## EXERCISE
Copy the entries below word for word, leaving out the pictures.

-*-

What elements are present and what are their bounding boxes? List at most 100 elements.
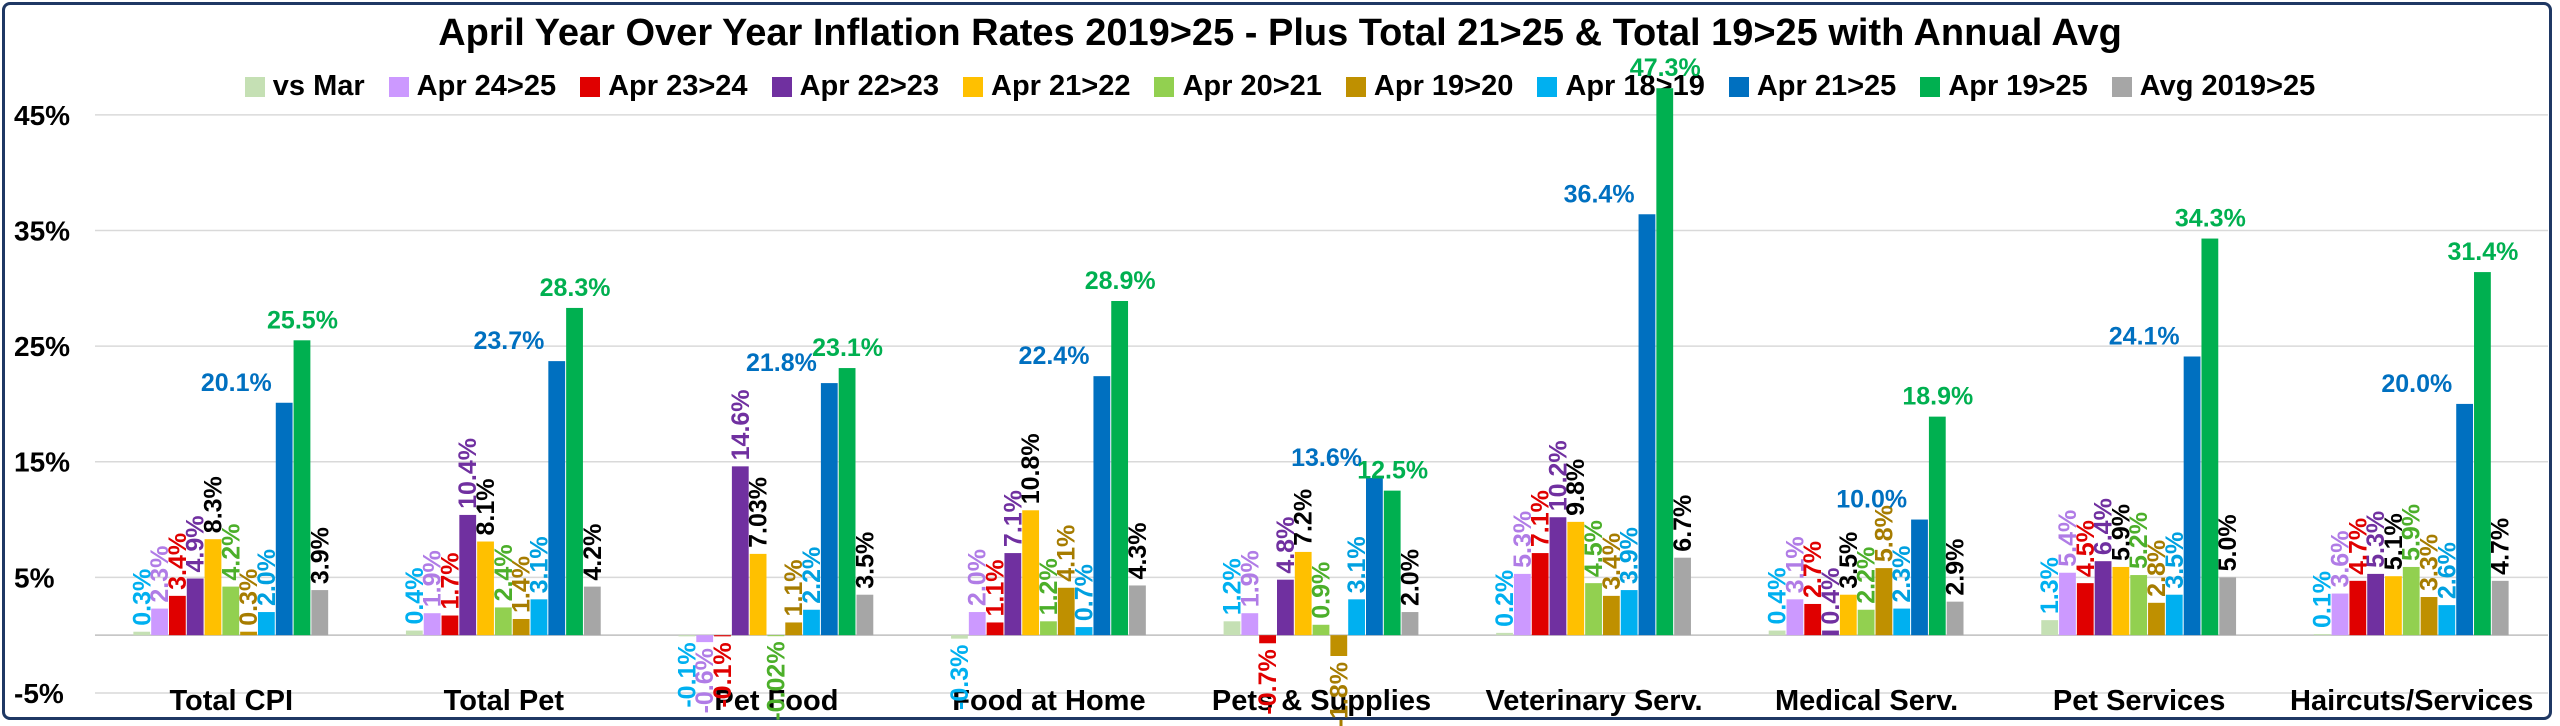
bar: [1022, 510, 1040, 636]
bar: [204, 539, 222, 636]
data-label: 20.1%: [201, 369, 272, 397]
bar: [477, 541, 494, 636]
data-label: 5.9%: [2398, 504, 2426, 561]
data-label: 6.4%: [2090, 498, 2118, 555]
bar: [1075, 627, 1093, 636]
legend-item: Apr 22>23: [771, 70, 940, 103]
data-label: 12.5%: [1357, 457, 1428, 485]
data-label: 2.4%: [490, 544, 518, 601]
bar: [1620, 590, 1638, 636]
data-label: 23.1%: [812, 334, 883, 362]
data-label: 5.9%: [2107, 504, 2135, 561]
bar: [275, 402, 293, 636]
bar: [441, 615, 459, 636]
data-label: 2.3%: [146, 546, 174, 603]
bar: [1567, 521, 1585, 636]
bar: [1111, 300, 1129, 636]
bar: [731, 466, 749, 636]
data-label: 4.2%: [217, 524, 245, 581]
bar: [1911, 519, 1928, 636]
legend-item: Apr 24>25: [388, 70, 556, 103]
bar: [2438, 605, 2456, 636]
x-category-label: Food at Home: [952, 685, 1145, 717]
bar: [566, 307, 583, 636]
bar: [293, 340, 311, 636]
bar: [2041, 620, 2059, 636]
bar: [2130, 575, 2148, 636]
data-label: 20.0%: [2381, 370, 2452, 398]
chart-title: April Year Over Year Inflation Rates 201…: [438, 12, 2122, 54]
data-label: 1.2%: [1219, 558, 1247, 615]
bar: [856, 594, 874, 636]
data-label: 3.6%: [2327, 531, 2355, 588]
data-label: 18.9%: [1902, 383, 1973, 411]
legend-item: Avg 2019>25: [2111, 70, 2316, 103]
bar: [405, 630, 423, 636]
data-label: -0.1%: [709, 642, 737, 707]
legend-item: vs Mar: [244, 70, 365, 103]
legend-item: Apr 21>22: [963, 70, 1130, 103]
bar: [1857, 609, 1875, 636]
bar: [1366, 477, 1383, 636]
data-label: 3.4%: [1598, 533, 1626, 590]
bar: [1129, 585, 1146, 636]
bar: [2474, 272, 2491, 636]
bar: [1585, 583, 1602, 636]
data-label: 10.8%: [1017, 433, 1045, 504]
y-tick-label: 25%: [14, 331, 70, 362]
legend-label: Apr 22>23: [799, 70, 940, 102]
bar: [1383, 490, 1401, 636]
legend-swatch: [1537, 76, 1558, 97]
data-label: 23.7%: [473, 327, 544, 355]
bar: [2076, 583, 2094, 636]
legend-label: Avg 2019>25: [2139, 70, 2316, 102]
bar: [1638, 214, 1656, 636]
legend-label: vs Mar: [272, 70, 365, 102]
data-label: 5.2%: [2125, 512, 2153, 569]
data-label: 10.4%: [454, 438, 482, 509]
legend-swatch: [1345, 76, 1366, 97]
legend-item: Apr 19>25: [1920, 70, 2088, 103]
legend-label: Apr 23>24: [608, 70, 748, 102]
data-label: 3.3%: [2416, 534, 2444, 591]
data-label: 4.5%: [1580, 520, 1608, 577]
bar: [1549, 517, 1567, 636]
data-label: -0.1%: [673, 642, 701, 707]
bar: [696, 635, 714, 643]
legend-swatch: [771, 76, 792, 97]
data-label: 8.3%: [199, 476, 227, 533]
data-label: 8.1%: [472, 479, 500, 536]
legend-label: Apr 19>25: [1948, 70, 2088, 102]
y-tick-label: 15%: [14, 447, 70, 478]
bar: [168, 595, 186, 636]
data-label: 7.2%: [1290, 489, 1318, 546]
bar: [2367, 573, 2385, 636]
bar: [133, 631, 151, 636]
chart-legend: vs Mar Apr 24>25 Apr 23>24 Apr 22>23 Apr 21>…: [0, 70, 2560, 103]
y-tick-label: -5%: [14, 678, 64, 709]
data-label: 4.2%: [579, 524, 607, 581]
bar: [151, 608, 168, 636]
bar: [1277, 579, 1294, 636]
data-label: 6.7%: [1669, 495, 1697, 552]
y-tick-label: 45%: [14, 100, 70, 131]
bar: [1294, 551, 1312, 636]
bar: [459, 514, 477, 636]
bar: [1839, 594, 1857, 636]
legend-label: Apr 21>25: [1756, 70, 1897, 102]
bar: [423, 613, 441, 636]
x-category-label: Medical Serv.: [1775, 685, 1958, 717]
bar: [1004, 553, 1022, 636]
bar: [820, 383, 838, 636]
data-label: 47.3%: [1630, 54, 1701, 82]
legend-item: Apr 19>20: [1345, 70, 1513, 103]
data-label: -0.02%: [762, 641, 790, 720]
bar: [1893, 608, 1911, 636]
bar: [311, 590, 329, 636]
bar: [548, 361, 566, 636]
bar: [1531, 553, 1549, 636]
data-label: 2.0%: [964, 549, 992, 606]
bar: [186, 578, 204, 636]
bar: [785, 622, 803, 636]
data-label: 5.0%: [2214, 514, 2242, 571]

-*-

## SOLUTION FOR THIS PROBLEM
What elements are present and what are their bounding boxes? List at most 100 elements.
bar: [1022, 510, 1040, 636]
bar: [204, 539, 222, 636]
data-label: 20.1%: [201, 369, 272, 397]
bar: [477, 541, 494, 636]
data-label: 5.9%: [2398, 504, 2426, 561]
data-label: 6.4%: [2090, 498, 2118, 555]
bar: [1075, 627, 1093, 636]
legend-item: Apr 22>23: [771, 70, 940, 103]
data-label: 12.5%: [1357, 457, 1428, 485]
data-label: 2.4%: [490, 544, 518, 601]
bar: [1620, 590, 1638, 636]
data-label: 23.1%: [812, 334, 883, 362]
data-label: 5.9%: [2107, 504, 2135, 561]
bar: [275, 402, 293, 636]
bar: [441, 615, 459, 636]
data-label: 2.3%: [146, 546, 174, 603]
bar: [1567, 521, 1585, 636]
bar: [1111, 300, 1129, 636]
bar: [731, 466, 749, 636]
data-label: 4.2%: [217, 524, 245, 581]
bar: [1911, 519, 1928, 636]
legend-item: Apr 24>25: [388, 70, 556, 103]
bar: [2438, 605, 2456, 636]
x-category-label: Food at Home: [952, 685, 1145, 717]
bar: [566, 307, 583, 636]
bar: [293, 340, 311, 636]
bar: [2041, 620, 2059, 636]
bar: [2130, 575, 2148, 636]
data-label: 20.0%: [2381, 370, 2452, 398]
chart-title: April Year Over Year Inflation Rates 201…: [438, 12, 2122, 54]
data-label: 1.2%: [1219, 558, 1247, 615]
bar: [856, 594, 874, 636]
data-label: 3.6%: [2327, 531, 2355, 588]
data-label: 18.9%: [1902, 383, 1973, 411]
legend-item: Avg 2019>25: [2111, 70, 2316, 103]
bar: [405, 630, 423, 636]
data-label: -0.1%: [709, 642, 737, 707]
legend-item: vs Mar: [244, 70, 365, 103]
legend-item: Apr 21>22: [963, 70, 1130, 103]
bar: [1857, 609, 1875, 636]
bar: [1366, 477, 1383, 636]
data-label: 3.4%: [1598, 533, 1626, 590]
bar: [1129, 585, 1146, 636]
bar: [2474, 272, 2491, 636]
bar: [1585, 583, 1602, 636]
data-label: 10.8%: [1017, 433, 1045, 504]
y-tick-label: 25%: [14, 331, 70, 362]
legend-label: Apr 22>23: [799, 70, 940, 102]
bar: [1383, 490, 1401, 636]
legend-swatch: [1537, 76, 1558, 97]
data-label: 23.7%: [473, 327, 544, 355]
bar: [2076, 583, 2094, 636]
legend-label: Avg 2019>25: [2139, 70, 2316, 102]
bar: [1638, 214, 1656, 636]
legend-label: vs Mar: [272, 70, 365, 102]
data-label: 5.2%: [2125, 512, 2153, 569]
data-label: 10.4%: [454, 438, 482, 509]
legend-swatch: [1345, 76, 1366, 97]
legend-item: Apr 19>25: [1920, 70, 2088, 103]
legend-label: Apr 23>24: [608, 70, 748, 102]
data-label: 3.3%: [2416, 534, 2444, 591]
data-label: 4.5%: [1580, 520, 1608, 577]
bar: [1549, 517, 1567, 636]
data-label: -0.1%: [673, 642, 701, 707]
bar: [696, 635, 714, 643]
legend-swatch: [771, 76, 792, 97]
data-label: 8.3%: [199, 476, 227, 533]
data-label: 8.1%: [472, 479, 500, 536]
legend-label: Apr 19>25: [1948, 70, 2088, 102]
y-tick-label: 15%: [14, 447, 70, 478]
bar: [168, 595, 186, 636]
data-label: 7.2%: [1290, 489, 1318, 546]
bar: [2367, 573, 2385, 636]
bar: [133, 631, 151, 636]
chart-legend: vs Mar Apr 24>25 Apr 23>24 Apr 22>23 Apr 21>…: [0, 70, 2560, 103]
y-tick-label: -5%: [14, 678, 64, 709]
data-label: 4.2%: [579, 524, 607, 581]
bar: [151, 608, 168, 636]
bar: [1277, 579, 1294, 636]
data-label: 6.7%: [1669, 495, 1697, 552]
y-tick-label: 45%: [14, 100, 70, 131]
bar: [1294, 551, 1312, 636]
bar: [459, 514, 477, 636]
bar: [1839, 594, 1857, 636]
legend-label: Apr 21>25: [1756, 70, 1897, 102]
bar: [423, 613, 441, 636]
x-category-label: Medical Serv.: [1775, 685, 1958, 717]
bar: [1004, 553, 1022, 636]
bar: [820, 383, 838, 636]
data-label: 47.3%: [1630, 54, 1701, 82]
legend-item: Apr 19>20: [1345, 70, 1513, 103]
data-label: -0.02%: [762, 641, 790, 720]
bar: [1893, 608, 1911, 636]
bar: [311, 590, 329, 636]
bar: [548, 361, 566, 636]
bar: [1531, 553, 1549, 636]
data-label: 2.0%: [964, 549, 992, 606]
bar: [186, 578, 204, 636]
bar: [785, 622, 803, 636]
data-label: 5.0%: [2214, 514, 2242, 571]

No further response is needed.